[Items from a dataset]
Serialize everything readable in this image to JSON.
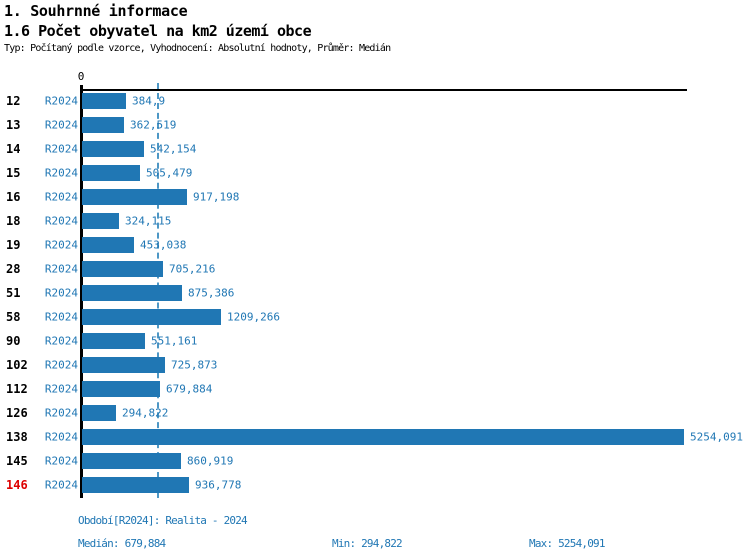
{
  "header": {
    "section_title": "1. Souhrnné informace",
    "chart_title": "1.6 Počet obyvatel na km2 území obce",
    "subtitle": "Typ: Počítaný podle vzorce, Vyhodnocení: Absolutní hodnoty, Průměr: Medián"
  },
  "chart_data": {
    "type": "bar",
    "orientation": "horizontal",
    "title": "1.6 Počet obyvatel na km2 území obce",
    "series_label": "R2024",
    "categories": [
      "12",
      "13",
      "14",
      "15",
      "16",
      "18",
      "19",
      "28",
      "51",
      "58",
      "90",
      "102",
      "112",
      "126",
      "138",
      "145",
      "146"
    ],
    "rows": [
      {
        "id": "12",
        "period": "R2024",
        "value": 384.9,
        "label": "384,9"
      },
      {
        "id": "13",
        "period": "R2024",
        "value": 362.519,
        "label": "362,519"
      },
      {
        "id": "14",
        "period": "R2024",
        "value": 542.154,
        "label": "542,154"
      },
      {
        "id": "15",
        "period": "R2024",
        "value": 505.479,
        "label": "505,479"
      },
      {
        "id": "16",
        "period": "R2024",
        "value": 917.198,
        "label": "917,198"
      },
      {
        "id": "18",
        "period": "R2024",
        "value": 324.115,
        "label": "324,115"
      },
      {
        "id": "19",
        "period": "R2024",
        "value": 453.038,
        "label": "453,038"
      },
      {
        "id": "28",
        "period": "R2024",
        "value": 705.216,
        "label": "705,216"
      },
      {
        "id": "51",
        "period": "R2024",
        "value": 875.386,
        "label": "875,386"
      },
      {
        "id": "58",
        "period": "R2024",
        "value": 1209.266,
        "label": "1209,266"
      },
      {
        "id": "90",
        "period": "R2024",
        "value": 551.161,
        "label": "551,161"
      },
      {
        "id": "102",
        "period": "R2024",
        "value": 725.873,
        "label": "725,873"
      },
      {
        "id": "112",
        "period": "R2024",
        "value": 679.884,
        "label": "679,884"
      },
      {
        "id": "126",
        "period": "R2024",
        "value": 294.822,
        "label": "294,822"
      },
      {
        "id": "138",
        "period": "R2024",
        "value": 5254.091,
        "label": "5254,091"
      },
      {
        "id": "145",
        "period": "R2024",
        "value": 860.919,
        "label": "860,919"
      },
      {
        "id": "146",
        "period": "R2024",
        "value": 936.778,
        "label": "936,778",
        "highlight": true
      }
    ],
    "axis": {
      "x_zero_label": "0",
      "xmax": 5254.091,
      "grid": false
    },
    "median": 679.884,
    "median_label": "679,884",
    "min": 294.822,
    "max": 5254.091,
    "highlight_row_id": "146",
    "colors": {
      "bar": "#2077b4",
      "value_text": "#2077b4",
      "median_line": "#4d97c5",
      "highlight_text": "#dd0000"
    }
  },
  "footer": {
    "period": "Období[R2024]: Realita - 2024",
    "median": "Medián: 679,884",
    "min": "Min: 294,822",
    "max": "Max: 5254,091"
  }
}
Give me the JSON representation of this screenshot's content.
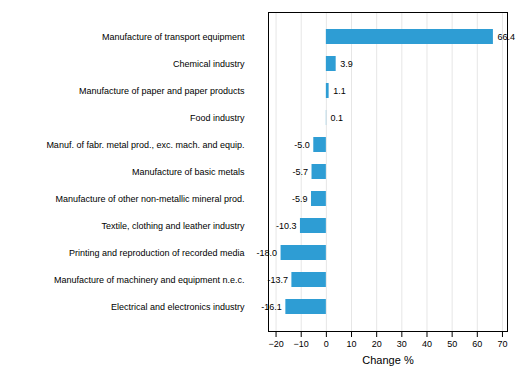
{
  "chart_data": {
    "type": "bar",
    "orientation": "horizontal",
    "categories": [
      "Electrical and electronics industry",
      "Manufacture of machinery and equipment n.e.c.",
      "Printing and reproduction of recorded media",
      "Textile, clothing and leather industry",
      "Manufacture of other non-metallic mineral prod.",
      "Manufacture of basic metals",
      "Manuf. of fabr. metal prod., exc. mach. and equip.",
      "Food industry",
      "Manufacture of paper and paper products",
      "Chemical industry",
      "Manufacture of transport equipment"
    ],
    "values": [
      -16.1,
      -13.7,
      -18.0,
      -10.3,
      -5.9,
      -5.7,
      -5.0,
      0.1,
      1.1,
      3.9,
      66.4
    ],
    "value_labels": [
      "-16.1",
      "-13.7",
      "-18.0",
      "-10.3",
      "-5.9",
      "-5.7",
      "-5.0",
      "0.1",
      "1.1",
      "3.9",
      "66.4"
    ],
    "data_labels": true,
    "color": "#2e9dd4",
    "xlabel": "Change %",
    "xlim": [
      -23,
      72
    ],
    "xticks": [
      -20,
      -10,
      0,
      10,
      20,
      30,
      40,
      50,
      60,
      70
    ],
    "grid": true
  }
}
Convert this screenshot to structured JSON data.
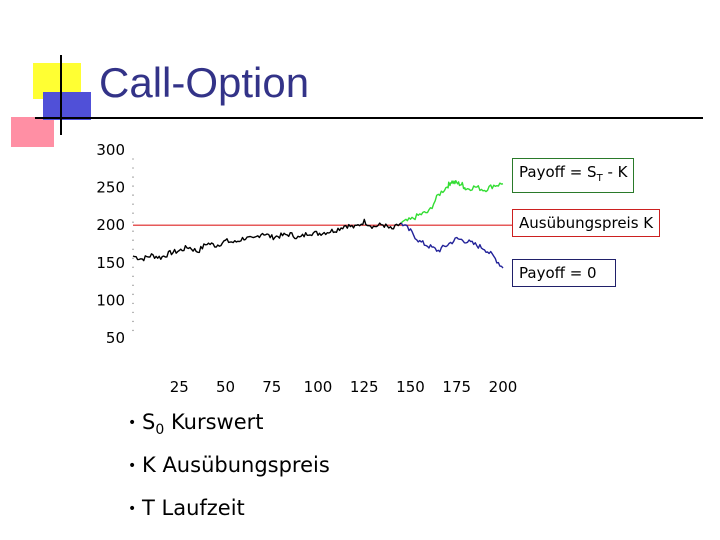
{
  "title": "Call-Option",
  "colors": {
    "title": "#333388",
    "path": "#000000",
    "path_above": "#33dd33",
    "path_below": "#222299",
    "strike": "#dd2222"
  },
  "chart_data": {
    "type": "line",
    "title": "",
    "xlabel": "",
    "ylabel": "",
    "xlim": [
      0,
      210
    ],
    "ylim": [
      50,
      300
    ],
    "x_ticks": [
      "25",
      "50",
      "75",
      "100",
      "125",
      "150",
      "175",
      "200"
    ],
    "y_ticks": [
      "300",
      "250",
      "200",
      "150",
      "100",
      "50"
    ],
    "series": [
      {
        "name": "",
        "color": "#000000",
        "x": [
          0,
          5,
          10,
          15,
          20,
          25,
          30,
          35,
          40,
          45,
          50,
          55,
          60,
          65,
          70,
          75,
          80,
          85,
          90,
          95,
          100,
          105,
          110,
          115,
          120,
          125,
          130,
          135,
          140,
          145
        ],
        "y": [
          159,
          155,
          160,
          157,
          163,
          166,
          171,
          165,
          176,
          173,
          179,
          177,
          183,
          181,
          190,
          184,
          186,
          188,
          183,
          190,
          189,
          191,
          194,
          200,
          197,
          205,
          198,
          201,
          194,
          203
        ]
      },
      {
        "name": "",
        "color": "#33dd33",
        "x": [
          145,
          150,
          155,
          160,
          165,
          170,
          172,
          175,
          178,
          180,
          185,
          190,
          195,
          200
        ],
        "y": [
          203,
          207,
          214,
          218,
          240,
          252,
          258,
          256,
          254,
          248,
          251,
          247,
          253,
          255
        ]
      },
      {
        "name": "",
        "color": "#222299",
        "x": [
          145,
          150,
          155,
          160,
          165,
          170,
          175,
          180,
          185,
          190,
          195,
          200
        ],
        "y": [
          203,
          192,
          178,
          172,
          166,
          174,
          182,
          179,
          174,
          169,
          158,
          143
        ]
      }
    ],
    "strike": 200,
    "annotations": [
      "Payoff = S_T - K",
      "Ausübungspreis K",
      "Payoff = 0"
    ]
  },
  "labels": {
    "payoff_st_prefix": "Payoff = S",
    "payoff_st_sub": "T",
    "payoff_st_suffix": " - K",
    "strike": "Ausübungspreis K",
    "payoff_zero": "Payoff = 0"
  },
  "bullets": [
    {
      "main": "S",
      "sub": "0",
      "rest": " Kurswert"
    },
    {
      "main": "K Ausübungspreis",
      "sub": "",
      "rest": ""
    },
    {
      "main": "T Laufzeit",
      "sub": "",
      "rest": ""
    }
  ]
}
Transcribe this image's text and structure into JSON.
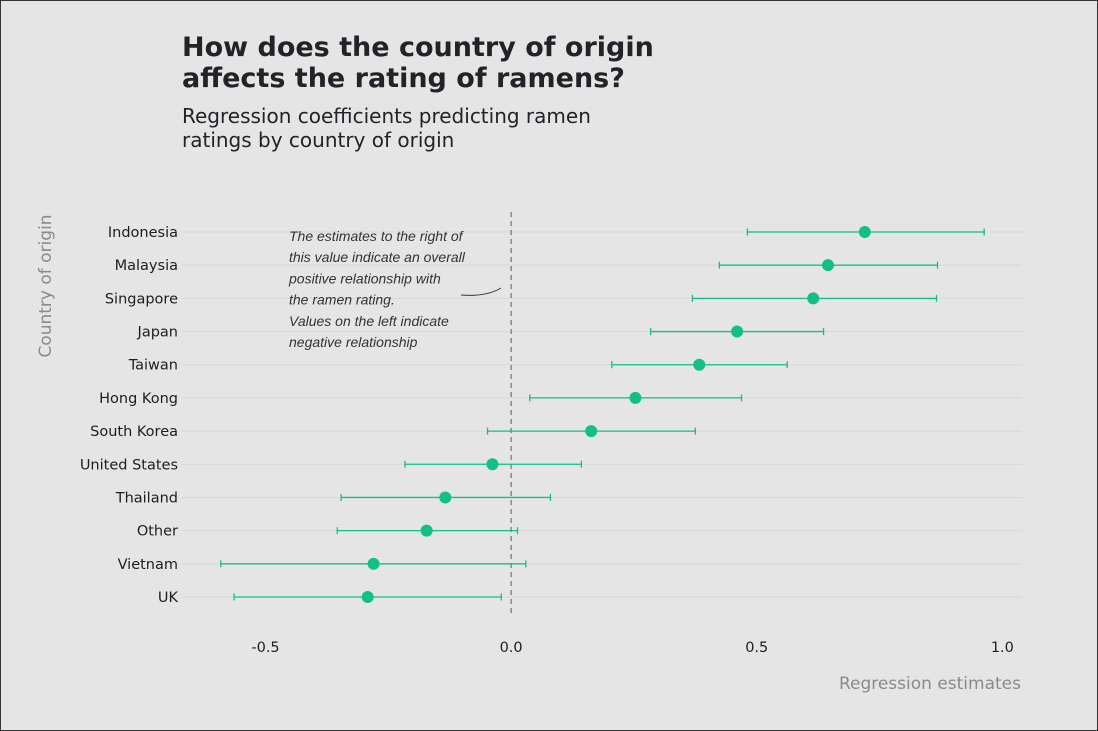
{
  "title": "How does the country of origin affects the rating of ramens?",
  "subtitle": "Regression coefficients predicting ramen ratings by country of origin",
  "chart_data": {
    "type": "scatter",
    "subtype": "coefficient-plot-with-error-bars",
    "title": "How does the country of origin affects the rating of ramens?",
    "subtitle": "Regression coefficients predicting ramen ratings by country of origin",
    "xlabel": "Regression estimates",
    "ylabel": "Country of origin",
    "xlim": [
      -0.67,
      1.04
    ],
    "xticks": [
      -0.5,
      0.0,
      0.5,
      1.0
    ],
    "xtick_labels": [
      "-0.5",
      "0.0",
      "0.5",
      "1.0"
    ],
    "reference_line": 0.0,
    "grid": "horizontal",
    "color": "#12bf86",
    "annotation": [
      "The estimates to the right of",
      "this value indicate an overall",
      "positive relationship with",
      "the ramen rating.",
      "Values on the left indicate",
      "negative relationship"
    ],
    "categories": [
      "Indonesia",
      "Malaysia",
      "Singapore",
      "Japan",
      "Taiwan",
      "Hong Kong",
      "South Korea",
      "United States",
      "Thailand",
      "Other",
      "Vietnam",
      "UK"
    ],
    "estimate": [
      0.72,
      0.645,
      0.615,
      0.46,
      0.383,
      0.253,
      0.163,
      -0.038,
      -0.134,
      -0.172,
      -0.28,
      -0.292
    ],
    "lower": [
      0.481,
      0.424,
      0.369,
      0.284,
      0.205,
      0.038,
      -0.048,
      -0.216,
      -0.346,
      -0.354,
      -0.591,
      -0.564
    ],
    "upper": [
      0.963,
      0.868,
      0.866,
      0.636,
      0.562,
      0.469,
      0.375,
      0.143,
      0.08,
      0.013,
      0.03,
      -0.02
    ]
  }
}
...
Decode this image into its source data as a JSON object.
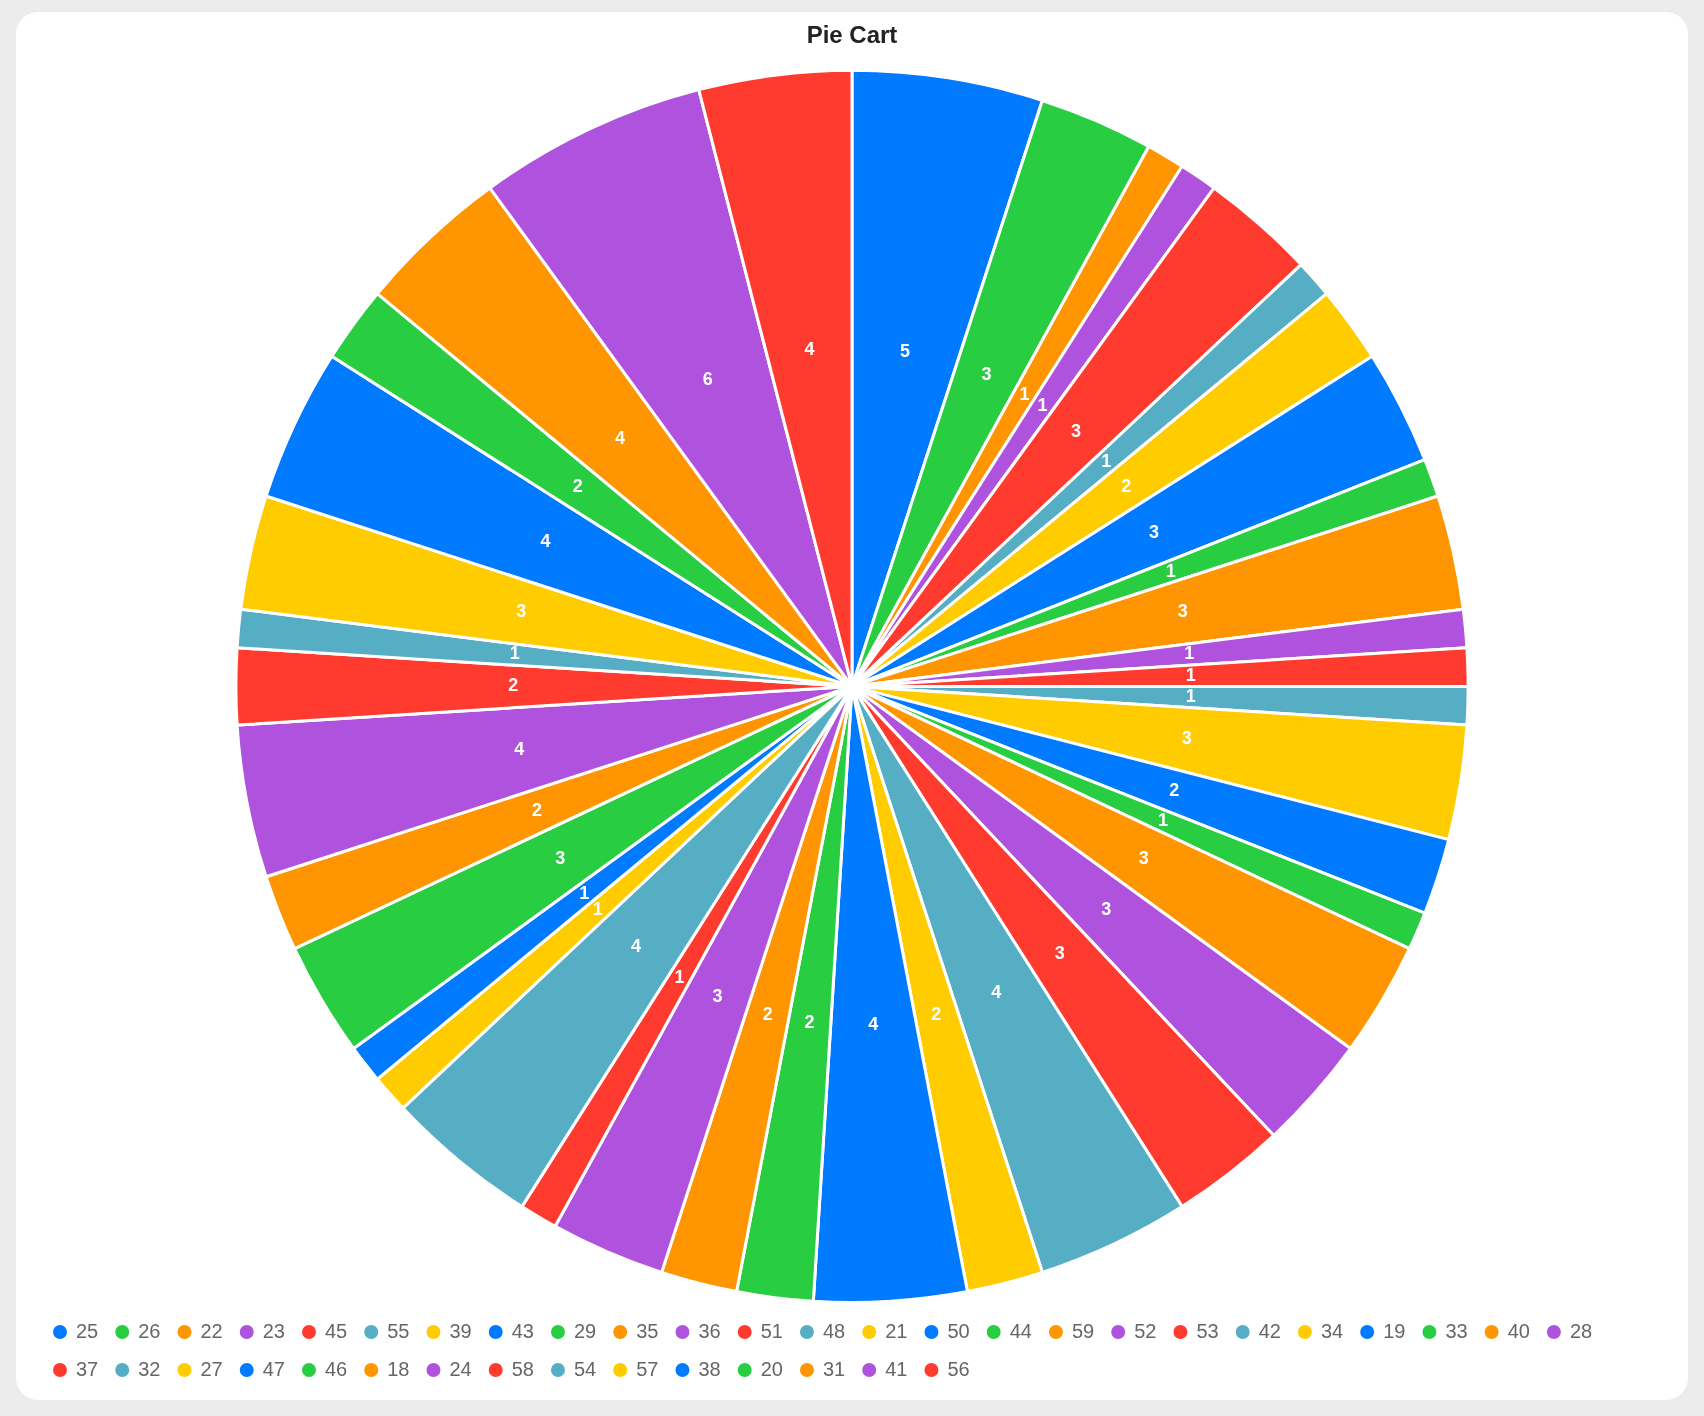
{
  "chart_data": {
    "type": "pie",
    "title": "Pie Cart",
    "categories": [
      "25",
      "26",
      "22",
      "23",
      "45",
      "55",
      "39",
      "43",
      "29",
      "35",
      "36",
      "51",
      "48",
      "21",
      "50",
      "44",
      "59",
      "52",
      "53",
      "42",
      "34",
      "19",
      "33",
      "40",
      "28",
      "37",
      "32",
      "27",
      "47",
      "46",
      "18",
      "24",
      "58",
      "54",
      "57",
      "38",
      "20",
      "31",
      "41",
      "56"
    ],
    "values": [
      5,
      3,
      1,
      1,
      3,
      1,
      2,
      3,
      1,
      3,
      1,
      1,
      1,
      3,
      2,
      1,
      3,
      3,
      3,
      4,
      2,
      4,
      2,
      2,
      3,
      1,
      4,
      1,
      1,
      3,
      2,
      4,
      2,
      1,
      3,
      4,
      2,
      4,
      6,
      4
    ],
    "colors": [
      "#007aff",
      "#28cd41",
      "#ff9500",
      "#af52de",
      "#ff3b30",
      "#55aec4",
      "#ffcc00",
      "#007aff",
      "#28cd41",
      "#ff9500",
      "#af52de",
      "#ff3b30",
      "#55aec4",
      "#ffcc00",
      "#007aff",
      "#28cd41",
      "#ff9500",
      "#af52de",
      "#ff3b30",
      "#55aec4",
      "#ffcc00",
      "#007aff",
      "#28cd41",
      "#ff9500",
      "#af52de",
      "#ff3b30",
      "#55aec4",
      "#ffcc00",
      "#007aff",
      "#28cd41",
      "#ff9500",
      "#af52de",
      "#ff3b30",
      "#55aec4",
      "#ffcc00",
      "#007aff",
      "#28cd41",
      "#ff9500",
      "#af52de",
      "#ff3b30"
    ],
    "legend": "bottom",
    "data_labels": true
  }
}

▸ TO BE DONE
Identify each line in the records above containing the word "území"; copy those lines.

▸ RIGHT ANSWER
    "chart_title": "1.6 Počet obyvatel na km2 území obce",
    "title": "1.6 Počet obyvatel na km2 území obce",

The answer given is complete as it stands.